* _BRANO ESTRATTO_:
—————

Classificazione Degli Aeroporti
La classificazione degli aeroporti si basa
sulle caratteristiche dell'aereo critico.
L'aereo critico è l'aeromobile con le massime
esigenze che può utilizzare l'aerodromo.
In base alle proprie caratteristiche ad ogni
aeroporto viene attribuito un codice alfanumerico.
Il codice numerico (code number) si riferisce
alla lunghezza di campo (airplane reference
field lenght) richiesta dall'aereo critico;
la lunghezza di campo comprende anche le
stop way e le clear way. Il codice alfabetico
(code letter) si riferisce all'ampiezza alare
e alla distanza tra le estremità esterne
delle ruote del carrello principale dell'aereo
critico. Il codice di un aeroporto può essere
1A, 2B, 3C, 4D, 4E, 4F.
Caratteristiche Dell'Aeroporto
Un aeroporto è costituito dall'area di movimento
e l'area di manovra. L'area di movimento
(movement area) comprende i piazzali e l'area
di manovra. L'area di manovra (manoeuvring
area) comprende le vie di rullaggio (taxi
way) e la pista (runway).

—————

Dati per la comprensione di documenti

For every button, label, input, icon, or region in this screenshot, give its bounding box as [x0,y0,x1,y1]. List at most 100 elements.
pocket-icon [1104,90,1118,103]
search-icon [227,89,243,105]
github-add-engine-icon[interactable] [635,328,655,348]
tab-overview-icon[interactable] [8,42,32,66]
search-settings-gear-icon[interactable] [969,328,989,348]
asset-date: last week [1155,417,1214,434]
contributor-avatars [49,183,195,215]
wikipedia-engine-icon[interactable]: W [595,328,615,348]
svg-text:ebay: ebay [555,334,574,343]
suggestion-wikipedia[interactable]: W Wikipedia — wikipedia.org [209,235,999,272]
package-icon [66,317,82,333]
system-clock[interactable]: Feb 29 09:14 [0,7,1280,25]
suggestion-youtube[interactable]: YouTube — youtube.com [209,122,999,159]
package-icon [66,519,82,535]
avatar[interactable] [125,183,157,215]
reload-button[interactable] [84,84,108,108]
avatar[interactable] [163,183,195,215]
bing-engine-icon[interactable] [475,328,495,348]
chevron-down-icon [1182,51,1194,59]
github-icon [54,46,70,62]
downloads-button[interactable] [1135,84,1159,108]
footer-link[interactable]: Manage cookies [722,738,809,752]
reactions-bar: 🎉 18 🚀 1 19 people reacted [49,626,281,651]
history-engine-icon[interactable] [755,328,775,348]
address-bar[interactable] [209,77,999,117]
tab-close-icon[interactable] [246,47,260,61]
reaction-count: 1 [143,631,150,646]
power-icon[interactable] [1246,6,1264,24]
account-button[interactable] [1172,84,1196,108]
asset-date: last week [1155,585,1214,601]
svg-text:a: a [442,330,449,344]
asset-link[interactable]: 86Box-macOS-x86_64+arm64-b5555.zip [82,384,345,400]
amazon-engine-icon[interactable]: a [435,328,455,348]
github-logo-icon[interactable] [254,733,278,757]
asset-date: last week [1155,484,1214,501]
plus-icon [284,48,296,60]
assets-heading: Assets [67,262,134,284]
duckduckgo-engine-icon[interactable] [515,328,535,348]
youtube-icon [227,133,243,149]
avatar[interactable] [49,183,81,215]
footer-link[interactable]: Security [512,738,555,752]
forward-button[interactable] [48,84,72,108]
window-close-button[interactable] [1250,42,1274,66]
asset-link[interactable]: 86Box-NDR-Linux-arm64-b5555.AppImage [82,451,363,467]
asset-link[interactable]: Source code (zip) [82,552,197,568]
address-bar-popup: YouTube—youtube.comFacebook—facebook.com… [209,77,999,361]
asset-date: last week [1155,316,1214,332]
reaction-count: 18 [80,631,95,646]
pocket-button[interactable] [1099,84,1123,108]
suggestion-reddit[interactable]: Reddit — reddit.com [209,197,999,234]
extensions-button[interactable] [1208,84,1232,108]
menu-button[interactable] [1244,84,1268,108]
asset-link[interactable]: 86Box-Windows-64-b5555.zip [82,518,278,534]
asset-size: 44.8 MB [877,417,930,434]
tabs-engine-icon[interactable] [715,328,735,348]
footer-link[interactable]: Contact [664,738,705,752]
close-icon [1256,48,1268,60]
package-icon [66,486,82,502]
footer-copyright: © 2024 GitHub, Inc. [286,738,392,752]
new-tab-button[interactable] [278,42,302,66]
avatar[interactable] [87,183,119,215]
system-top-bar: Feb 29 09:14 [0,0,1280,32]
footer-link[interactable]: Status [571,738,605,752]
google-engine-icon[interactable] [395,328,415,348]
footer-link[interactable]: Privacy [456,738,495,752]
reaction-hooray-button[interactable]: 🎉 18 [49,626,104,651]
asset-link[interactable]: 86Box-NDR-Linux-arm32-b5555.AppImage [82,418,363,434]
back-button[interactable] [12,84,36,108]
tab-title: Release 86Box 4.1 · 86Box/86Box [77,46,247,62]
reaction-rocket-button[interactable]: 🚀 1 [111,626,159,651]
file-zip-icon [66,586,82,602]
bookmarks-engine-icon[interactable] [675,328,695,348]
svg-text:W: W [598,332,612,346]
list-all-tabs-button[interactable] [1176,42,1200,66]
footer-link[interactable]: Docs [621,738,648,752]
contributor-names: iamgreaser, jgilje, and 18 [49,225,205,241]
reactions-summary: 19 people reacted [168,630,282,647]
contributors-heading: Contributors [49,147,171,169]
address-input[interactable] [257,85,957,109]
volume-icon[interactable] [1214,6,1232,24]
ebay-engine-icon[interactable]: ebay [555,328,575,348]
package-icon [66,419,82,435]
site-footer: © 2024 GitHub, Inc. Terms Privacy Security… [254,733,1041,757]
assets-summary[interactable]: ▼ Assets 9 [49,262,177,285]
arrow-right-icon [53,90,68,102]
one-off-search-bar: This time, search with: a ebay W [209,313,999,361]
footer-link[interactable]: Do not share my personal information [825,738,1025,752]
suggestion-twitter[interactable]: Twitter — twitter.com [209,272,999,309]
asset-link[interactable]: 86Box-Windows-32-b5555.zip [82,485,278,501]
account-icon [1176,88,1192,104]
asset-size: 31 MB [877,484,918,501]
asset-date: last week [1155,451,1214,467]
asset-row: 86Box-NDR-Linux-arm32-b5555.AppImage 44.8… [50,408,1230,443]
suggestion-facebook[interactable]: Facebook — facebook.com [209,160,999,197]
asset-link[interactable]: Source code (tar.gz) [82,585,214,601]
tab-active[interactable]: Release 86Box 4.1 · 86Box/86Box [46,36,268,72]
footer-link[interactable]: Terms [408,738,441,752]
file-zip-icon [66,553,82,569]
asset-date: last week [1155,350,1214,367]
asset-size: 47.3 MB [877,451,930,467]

—————

* _ISTRUZIONI_:
a – Nel brano sulla classificazione degli aeroporti, a che cosa si riferisce il codice numerico (code number)?
b – Trascrivi senza modifiche una parte del brano sulla classificazione degli aeroporti: inizia dalle parole "L'aereo critico è" e fermati dopo le parole "4D, 4E, 4F.".
c – Prosegui il brano sulla classificazione degli aeroporti, ricominciando subito dopo l'ultima frase riportata.
Questi dati non hanno alcun ruolo nello svolgimento del lavoro.

* _RISPOSTE_:
a – Alla lunghezza di campo richiesta dall'aereo critico.

b –
L'aereo critico è l'aeromobile con le massime
esigenze che può utilizzare l'aerodromo.
In base alle proprie caratteristiche ad ogni
aeroporto viene attribuito un codice alfanumerico.
Il codice numerico (code number) si riferisce
alla lunghezza di campo (airplane reference
field lenght) richiesta dall'aereo critico;
la lunghezza di campo comprende anche le
stop way e le clear way. Il codice alfabetico
(code letter) si riferisce all'ampiezza alare
e alla distanza tra le estremità esterne
delle ruote del carrello principale dell'aereo
critico. Il codice di un aeroporto può essere
1A, 2B, 3C, 4D, 4E, 4F.

c –
Per quanto riguarda la pista è da menzionare
che la pendenza longitudinale non dovrà essere
superiore a 1% per piste codice 3 e 4 e 2%
per piste codice 1 e 2, mentre la pendenza
trasversale non dovrà essere superiore a
1.5% per piste codice alfabetico C, D, E,
F ed a 2% per piste codice A e B. Inoltre,
sempre riguardo alle piste, si può dire che
ci sono piste strumentali e piste non strumentali;
le piste strumentali si distinguono in piste
strumentali di precisione e piste strumentali
non di precisione; le piste strumentali di
precisione si dividono ancora in più categorie,
a seconda del sistema ILS disponibile: piste
categoria 1, 2, 3A, 3B, 3C. Le piste e le
stop ways sono posizionate all'interno delle
cosidette runway strip, che hanno lo scopo
di minimizzare i danni all'aereo in caso
di fuoriuscita dalla pista.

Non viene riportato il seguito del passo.